── Records for this exercise

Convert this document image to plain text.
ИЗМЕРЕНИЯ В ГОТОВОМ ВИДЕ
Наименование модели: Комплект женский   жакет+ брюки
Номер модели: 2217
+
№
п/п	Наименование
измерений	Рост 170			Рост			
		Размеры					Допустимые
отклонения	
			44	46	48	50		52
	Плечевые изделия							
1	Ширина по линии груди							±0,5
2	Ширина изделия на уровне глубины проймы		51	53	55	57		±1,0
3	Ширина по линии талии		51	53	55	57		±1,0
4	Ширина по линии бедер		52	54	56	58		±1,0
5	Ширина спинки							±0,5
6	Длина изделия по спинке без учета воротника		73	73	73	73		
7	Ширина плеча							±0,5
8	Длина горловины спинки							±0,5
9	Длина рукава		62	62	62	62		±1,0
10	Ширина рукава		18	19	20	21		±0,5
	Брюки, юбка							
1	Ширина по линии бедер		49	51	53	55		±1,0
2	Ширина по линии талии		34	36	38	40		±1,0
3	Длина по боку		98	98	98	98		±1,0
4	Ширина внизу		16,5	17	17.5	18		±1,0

────

* **To be done**
All the entries above need to be reproduced exactly.

* **Solution for this problem**
Convert this document image to plain text.
ИЗМЕРЕНИЯ В ГОТОВОМ ВИДЕ
Наименование модели: Комплект женский   жакет+ брюки
Номер модели: 2217
+
№
п/п	Наименование
измерений	Рост 170			Рост			
		Размеры					Допустимые
отклонения	
			44	46	48	50		52
	Плечевые изделия							
1	Ширина по линии груди							±0,5
2	Ширина изделия на уровне глубины проймы		51	53	55	57		±1,0
3	Ширина по линии талии		51	53	55	57		±1,0
4	Ширина по линии бедер		52	54	56	58		±1,0
5	Ширина спинки							±0,5
6	Длина изделия по спинке без учета воротника		73	73	73	73		
7	Ширина плеча							±0,5
8	Длина горловины спинки							±0,5
9	Длина рукава		62	62	62	62		±1,0
10	Ширина рукава		18	19	20	21		±0,5
	Брюки, юбка							
1	Ширина по линии бедер		49	51	53	55		±1,0
2	Ширина по линии талии		34	36	38	40		±1,0
3	Длина по боку		98	98	98	98		±1,0
4	Ширина внизу		16,5	17	17.5	18		±1,0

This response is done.